• [WORK TO COMPLETE]: Exclude all pictures, then copy each of the records exactly as written.
## BEGIN
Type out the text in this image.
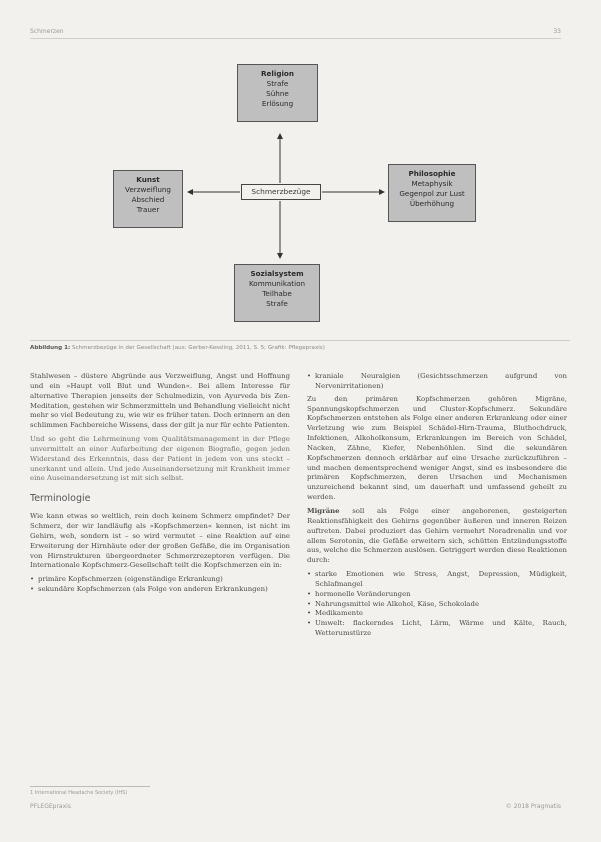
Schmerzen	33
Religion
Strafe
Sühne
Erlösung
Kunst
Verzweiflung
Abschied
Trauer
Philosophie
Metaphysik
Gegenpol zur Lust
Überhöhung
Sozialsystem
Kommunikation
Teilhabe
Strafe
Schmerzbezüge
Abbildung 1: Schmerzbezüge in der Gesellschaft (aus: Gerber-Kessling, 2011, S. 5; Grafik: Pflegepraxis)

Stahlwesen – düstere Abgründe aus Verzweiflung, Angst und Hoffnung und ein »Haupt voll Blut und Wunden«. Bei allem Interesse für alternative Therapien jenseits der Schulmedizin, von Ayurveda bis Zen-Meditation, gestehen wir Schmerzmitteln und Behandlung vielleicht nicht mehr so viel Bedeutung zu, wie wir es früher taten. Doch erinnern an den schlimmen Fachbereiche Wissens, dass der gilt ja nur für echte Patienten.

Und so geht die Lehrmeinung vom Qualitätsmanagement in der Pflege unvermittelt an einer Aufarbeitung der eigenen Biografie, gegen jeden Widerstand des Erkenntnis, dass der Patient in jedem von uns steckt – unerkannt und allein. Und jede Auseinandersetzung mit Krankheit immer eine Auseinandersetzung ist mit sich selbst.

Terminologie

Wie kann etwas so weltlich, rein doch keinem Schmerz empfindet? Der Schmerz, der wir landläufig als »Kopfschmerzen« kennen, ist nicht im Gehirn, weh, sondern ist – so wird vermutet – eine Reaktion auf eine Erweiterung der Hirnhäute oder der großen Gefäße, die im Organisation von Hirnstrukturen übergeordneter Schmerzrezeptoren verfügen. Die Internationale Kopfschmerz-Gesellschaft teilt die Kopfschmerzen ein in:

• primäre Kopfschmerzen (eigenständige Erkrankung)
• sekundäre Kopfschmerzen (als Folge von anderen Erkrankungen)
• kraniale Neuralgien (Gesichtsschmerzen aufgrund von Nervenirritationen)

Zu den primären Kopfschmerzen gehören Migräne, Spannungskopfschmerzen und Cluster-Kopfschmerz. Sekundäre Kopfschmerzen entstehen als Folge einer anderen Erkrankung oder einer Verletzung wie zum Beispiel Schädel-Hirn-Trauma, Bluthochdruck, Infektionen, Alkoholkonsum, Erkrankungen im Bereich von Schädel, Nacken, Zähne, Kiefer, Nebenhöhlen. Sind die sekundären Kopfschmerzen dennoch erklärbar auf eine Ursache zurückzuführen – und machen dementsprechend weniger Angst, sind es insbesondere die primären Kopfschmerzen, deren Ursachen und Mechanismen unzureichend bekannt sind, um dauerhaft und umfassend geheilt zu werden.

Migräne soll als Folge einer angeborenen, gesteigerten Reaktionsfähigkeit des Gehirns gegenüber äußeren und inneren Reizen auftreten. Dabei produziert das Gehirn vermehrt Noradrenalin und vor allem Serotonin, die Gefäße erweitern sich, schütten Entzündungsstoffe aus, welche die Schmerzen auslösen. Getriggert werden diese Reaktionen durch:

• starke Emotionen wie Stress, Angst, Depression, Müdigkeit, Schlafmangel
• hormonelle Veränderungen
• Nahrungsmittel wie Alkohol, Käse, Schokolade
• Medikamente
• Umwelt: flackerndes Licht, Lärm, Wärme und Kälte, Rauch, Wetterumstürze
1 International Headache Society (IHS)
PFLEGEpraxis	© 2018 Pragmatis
## END
• [TASK ANSWER]:
Type out the text in this image.
Schmerzen	33
Religion
Strafe
Sühne
Erlösung
Kunst
Verzweiflung
Abschied
Trauer
Philosophie
Metaphysik
Gegenpol zur Lust
Überhöhung
Sozialsystem
Kommunikation
Teilhabe
Strafe
Schmerzbezüge
Abbildung 1: Schmerzbezüge in der Gesellschaft (aus: Gerber-Kessling, 2011, S. 5; Grafik: Pflegepraxis)

Stahlwesen – düstere Abgründe aus Verzweiflung, Angst und Hoffnung und ein »Haupt voll Blut und Wunden«. Bei allem Interesse für alternative Therapien jenseits der Schulmedizin, von Ayurveda bis Zen-Meditation, gestehen wir Schmerzmitteln und Behandlung vielleicht nicht mehr so viel Bedeutung zu, wie wir es früher taten. Doch erinnern an den schlimmen Fachbereiche Wissens, dass der gilt ja nur für echte Patienten.

Und so geht die Lehrmeinung vom Qualitätsmanagement in der Pflege unvermittelt an einer Aufarbeitung der eigenen Biografie, gegen jeden Widerstand des Erkenntnis, dass der Patient in jedem von uns steckt – unerkannt und allein. Und jede Auseinandersetzung mit Krankheit immer eine Auseinandersetzung ist mit sich selbst.

Terminologie

Wie kann etwas so weltlich, rein doch keinem Schmerz empfindet? Der Schmerz, der wir landläufig als »Kopfschmerzen« kennen, ist nicht im Gehirn, weh, sondern ist – so wird vermutet – eine Reaktion auf eine Erweiterung der Hirnhäute oder der großen Gefäße, die im Organisation von Hirnstrukturen übergeordneter Schmerzrezeptoren verfügen. Die Internationale Kopfschmerz-Gesellschaft teilt die Kopfschmerzen ein in:

• primäre Kopfschmerzen (eigenständige Erkrankung)
• sekundäre Kopfschmerzen (als Folge von anderen Erkrankungen)
• kraniale Neuralgien (Gesichtsschmerzen aufgrund von Nervenirritationen)

Zu den primären Kopfschmerzen gehören Migräne, Spannungskopfschmerzen und Cluster-Kopfschmerz. Sekundäre Kopfschmerzen entstehen als Folge einer anderen Erkrankung oder einer Verletzung wie zum Beispiel Schädel-Hirn-Trauma, Bluthochdruck, Infektionen, Alkoholkonsum, Erkrankungen im Bereich von Schädel, Nacken, Zähne, Kiefer, Nebenhöhlen. Sind die sekundären Kopfschmerzen dennoch erklärbar auf eine Ursache zurückzuführen – und machen dementsprechend weniger Angst, sind es insbesondere die primären Kopfschmerzen, deren Ursachen und Mechanismen unzureichend bekannt sind, um dauerhaft und umfassend geheilt zu werden.

Migräne soll als Folge einer angeborenen, gesteigerten Reaktionsfähigkeit des Gehirns gegenüber äußeren und inneren Reizen auftreten. Dabei produziert das Gehirn vermehrt Noradrenalin und vor allem Serotonin, die Gefäße erweitern sich, schütten Entzündungsstoffe aus, welche die Schmerzen auslösen. Getriggert werden diese Reaktionen durch:

• starke Emotionen wie Stress, Angst, Depression, Müdigkeit, Schlafmangel
• hormonelle Veränderungen
• Nahrungsmittel wie Alkohol, Käse, Schokolade
• Medikamente
• Umwelt: flackerndes Licht, Lärm, Wärme und Kälte, Rauch, Wetterumstürze
1 International Headache Society (IHS)
PFLEGEpraxis	© 2018 Pragmatis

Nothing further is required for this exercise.